Numa semana...
Os meus filhos passaram a acordar às oito ou às nove da manhã, em vez das sete da manhã habituais.
Vão para a sala, brincam um com o outro e já não há ninguém a dizer "despacha-te que temos que ir para a escola!".
Tomam o pequeno-almoço com calma e continuam a brincar, explorando agora com muito mais detalhe os brinquedos que receberam nos anos e no natal.
Fazemos brinquedos novos com material reutilizado.
Em apenas 7 dias começámos a olhar para todas as caixas, fitas, plásticos e recipientes de outra forma, percebendo que esses objetos podem ser transformados noutras coisas.
Jogamos bowling com pacotes de leite e criamos fantoches com rolos de papel higiénico. Brevemente, vamos transformar pequenas caixas em apartamentos de uma mini cidade.
Temos sessões de culinária todos os dias. Já confeccionámos bolos, panquecas, mousse de chocolate, baba de camelo e outras tantas iguarias que antes do isolamento raramente apareceriam cá em casa, por falta de tempo.
Tempo... temos TEMPO para tudo agora! Até para nos zangarmos e fazermos novamente as pazes.
Antigamente, chegávamos tarde e não queríamos zangar-nos com os nossos filhos. Mesmo quando eles se portavam mal.
Tínhamos conflitos internos na hora de os pôr de castigo, porque só estávamos com eles algumas horas por dia e não queríamos passar essas horas chateados uns com os outros.
Queríamos que aqueles finais de dia fossem repletos de boas lembranças e não de sermões e castigos... a verdade é essa.
Mas agora... agora sabemos que podemos educar, dialogar, resmungar e até punir alguns comportamentos... e não há problema. Não há problema, porque também temos tempo para sermos felizes de novo, para voltarmos a ficar bem uns com os outros.
Parte da culpa que os pais carregavam no dia-a-dia... desapareceu. E os miúdos até já colaboram na limpeza da casa, sem que nos sintamos uns cretinos por lhes passar um paninho do pó para as mãos )
Em toda esta semana... o Vasco nunca falou da escola. Nunca referiu ter saudades dos amigos (embora eu saiba que quando os vir, vai pular de alegria). Nunca manifestou desânimo por estar em casa com a mãe.
Antes pelo contrário!
Vejo-o feliz, saltitante e com mais disponibilidade para aprender coisas.
Fazemos puzzles, vemos vídeos sobre o corpo humano, desenterrámos os jogos de cálculo, números e letras que ele nunca até agora quis jogar. Temos pequenas lições de inglês e lemos imensas histórias. E até já fomos passear para uma floresta silenciosa e verdejante, suficientemente isolada do mundo para não sermos contagiados pelo vírus.

◆ ◆ ◆ ◆ ◆ ◆ ◆

*Requisitos da tarefa*.
Diga se cada afirmação concorda com o texto sobre a semana em casa com os filhos e responda sim ou não, citando as palavras decisivas do texto: (a) Os filhos passaram a acordar mais cedo do que antes. (b) A família joga bowling com pacotes de leite. (c) O Vasco falou muitas vezes da escola durante a semana.

◆ ◆ ◆ ◆ ◆ ◆ ◆

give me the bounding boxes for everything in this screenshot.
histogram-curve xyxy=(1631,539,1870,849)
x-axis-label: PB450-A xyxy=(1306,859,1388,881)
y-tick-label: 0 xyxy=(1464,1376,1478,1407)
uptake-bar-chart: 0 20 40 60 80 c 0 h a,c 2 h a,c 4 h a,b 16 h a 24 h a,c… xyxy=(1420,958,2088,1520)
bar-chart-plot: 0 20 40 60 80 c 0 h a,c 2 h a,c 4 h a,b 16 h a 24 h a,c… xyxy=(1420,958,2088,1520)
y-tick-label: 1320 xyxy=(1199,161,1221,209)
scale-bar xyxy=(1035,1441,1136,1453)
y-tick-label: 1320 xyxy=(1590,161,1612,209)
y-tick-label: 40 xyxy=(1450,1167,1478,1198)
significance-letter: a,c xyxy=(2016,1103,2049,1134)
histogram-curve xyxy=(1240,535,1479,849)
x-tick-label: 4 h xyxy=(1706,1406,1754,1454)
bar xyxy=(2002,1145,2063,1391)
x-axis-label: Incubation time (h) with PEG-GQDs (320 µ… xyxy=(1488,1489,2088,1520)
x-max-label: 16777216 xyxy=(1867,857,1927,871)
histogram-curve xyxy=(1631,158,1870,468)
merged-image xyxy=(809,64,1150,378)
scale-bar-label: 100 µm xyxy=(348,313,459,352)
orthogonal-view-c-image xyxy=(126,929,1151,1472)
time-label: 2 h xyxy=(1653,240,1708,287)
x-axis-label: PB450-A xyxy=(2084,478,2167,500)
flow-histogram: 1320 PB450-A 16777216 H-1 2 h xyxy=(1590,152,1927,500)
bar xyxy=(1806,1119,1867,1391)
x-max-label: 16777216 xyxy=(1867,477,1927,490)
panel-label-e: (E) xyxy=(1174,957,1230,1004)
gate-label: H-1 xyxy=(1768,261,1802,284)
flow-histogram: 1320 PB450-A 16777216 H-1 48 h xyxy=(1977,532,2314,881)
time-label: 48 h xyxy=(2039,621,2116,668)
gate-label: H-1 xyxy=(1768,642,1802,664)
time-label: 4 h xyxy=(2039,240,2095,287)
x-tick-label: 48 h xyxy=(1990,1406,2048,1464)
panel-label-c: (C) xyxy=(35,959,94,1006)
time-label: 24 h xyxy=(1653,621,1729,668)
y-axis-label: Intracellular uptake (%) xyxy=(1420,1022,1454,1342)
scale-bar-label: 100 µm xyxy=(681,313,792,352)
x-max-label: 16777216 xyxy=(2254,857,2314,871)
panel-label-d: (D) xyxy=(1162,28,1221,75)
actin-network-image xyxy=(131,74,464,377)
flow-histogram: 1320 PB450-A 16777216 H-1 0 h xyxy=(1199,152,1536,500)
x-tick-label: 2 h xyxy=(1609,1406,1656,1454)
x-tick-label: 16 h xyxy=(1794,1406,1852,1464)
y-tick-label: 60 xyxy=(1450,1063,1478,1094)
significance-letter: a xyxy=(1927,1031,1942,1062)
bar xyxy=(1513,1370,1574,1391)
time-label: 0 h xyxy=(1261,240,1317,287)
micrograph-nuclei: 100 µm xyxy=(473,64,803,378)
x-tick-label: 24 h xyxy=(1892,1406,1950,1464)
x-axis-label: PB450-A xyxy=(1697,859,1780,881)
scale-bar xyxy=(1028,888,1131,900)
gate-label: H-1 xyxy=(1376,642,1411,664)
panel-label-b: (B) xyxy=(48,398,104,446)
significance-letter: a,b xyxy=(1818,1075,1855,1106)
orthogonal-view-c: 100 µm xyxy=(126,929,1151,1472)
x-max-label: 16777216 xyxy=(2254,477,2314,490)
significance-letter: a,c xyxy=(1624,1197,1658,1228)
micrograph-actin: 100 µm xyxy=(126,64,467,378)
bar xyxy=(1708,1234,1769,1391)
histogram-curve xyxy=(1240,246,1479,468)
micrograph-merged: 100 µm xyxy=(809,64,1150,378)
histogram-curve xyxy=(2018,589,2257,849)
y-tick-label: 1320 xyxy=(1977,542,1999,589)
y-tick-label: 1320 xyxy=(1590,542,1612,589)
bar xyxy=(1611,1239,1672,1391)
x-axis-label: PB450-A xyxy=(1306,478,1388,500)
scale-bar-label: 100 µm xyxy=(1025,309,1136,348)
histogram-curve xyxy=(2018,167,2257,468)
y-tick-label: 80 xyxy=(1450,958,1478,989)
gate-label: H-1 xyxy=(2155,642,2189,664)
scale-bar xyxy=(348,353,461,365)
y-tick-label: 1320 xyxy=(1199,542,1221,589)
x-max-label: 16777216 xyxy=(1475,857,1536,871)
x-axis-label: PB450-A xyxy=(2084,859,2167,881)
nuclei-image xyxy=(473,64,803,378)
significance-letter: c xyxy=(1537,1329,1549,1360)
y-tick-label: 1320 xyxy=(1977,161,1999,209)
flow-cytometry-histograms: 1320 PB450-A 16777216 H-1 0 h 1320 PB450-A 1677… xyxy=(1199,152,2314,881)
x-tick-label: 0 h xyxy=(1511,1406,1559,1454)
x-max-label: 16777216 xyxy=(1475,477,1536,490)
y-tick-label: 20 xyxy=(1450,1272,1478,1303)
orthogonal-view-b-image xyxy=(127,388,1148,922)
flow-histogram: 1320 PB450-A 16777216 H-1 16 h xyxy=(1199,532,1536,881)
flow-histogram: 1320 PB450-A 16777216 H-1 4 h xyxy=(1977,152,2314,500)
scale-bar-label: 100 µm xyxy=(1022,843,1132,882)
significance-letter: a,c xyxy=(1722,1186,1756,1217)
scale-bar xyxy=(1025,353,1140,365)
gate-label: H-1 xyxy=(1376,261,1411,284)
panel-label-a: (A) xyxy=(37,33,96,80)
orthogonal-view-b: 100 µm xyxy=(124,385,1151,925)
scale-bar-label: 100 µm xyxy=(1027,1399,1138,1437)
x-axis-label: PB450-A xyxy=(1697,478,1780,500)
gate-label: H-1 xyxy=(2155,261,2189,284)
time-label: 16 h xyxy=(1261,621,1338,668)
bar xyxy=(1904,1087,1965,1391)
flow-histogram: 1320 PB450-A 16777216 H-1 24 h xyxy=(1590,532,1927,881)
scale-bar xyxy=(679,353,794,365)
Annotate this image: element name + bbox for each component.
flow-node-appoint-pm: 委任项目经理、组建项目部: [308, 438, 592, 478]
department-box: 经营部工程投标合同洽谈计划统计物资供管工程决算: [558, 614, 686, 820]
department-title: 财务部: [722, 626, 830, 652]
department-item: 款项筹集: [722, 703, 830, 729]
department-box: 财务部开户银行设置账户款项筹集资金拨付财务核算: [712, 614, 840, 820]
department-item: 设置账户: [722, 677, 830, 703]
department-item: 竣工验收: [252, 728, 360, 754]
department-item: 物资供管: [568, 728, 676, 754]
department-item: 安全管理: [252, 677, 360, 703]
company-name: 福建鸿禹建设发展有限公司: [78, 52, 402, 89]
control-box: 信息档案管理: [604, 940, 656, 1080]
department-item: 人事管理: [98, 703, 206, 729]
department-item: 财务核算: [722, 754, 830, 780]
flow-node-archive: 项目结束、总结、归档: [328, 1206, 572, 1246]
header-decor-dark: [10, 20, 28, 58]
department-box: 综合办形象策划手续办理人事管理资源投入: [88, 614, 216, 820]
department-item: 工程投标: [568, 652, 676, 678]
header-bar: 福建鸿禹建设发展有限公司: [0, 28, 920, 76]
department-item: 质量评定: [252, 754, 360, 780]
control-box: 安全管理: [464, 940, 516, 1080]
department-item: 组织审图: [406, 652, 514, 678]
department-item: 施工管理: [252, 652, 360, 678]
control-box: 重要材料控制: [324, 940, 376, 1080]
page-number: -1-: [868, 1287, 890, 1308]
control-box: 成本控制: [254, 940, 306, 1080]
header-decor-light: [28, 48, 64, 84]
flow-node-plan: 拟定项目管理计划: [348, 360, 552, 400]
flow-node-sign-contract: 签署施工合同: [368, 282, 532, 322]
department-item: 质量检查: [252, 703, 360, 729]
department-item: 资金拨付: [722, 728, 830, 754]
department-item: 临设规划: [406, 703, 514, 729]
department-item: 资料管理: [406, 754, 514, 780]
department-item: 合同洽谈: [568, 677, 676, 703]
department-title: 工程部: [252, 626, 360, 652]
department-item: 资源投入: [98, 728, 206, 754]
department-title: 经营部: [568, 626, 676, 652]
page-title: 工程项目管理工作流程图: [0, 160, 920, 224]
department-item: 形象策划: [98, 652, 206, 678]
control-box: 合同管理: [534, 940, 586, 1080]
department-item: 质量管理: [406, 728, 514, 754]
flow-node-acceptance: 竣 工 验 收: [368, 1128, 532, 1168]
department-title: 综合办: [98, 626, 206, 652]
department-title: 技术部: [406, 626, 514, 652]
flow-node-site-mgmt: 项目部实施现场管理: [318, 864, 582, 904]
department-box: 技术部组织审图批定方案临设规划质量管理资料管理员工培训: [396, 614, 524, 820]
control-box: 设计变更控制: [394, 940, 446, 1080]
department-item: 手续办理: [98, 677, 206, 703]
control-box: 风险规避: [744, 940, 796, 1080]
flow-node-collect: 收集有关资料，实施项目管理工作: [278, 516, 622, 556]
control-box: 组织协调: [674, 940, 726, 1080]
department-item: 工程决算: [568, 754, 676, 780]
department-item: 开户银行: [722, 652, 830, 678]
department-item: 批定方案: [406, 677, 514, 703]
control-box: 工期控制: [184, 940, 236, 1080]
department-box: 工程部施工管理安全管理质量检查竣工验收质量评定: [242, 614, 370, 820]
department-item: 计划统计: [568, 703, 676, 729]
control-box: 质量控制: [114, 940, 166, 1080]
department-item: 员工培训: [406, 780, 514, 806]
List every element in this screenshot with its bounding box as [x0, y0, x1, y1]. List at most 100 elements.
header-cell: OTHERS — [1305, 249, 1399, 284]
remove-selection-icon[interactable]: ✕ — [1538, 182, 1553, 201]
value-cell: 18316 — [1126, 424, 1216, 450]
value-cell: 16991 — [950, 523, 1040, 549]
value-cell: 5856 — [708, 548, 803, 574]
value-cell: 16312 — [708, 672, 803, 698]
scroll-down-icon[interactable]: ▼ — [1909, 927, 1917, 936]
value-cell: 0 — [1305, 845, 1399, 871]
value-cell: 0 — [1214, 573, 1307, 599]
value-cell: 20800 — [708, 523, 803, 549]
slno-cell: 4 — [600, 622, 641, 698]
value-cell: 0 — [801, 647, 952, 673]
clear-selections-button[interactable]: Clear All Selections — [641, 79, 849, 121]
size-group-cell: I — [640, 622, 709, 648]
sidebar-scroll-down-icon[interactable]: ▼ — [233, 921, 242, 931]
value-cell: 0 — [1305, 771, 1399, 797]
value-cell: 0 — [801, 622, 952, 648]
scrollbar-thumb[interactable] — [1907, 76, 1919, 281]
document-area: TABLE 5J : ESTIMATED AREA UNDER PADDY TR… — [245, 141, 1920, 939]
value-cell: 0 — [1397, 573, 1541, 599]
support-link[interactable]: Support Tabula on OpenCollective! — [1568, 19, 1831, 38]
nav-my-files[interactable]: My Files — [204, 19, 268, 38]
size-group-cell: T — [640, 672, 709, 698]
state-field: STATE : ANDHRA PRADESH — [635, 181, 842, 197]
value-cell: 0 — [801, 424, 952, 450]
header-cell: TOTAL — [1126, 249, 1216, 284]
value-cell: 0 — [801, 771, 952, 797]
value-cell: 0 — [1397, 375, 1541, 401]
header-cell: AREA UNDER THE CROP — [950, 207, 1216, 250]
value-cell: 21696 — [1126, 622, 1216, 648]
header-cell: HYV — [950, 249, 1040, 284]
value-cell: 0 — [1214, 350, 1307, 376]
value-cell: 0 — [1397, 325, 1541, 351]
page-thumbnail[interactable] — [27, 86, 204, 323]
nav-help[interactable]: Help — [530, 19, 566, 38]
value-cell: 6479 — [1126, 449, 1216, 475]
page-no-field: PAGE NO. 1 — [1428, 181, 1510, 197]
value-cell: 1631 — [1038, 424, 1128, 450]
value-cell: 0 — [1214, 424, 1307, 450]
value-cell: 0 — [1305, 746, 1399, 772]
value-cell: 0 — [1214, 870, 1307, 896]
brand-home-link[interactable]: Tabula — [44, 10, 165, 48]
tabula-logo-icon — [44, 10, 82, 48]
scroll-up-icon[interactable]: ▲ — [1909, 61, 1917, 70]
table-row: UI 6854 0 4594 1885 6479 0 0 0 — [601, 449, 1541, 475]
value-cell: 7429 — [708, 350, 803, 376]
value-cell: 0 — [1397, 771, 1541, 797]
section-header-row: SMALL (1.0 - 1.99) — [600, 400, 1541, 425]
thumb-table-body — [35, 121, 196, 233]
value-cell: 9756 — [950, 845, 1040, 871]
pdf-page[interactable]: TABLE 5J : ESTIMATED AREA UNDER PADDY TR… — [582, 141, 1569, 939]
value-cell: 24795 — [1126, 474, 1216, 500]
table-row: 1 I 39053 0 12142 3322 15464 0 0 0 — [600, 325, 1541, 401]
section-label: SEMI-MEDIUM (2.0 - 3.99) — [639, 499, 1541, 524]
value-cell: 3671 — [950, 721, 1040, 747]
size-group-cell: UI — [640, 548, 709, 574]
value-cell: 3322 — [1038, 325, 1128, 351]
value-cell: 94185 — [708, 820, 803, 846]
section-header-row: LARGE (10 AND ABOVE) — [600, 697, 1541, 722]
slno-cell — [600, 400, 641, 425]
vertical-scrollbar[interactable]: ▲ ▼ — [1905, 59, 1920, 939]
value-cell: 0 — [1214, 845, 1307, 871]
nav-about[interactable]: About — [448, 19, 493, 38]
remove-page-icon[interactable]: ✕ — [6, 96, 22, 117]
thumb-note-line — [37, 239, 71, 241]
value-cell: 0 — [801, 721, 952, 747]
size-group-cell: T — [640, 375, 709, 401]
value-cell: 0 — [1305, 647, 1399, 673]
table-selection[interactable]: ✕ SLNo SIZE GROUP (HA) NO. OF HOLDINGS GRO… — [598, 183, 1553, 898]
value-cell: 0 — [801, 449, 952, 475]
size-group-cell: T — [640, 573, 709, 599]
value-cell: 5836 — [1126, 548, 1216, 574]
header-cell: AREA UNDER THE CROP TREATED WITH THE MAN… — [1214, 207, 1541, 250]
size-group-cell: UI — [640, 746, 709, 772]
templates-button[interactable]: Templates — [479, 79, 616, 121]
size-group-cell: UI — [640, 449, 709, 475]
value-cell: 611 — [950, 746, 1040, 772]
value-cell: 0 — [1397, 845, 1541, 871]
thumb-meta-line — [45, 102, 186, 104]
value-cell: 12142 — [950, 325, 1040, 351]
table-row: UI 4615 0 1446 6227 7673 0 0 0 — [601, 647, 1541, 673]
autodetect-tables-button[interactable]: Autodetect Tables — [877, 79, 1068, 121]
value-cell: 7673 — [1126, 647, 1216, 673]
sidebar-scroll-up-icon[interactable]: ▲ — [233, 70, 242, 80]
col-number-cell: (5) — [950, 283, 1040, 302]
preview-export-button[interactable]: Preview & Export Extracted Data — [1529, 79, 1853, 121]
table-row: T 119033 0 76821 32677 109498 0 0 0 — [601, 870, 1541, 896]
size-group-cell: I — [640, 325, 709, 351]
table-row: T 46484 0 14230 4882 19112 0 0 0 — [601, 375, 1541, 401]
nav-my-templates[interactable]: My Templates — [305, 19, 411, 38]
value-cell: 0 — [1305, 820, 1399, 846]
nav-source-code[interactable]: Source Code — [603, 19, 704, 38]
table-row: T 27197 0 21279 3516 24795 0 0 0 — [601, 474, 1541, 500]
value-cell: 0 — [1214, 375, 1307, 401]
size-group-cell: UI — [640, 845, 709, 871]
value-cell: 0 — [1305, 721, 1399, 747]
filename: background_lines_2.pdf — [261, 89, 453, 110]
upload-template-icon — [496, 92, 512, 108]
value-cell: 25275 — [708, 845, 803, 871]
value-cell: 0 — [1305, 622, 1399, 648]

◆ ◆ ◆ ◆ ◆ ◆ ◆

*Espaço de resposta*.
(a) Não: «Os meus filhos passaram a acordar às oito ou às nove da manhã, em vez das sete da manhã habituais.»
(b) Sim: «Jogamos bowling com pacotes de leite»
(c) Não: «Em toda esta semana... o Vasco nunca falou da escola.»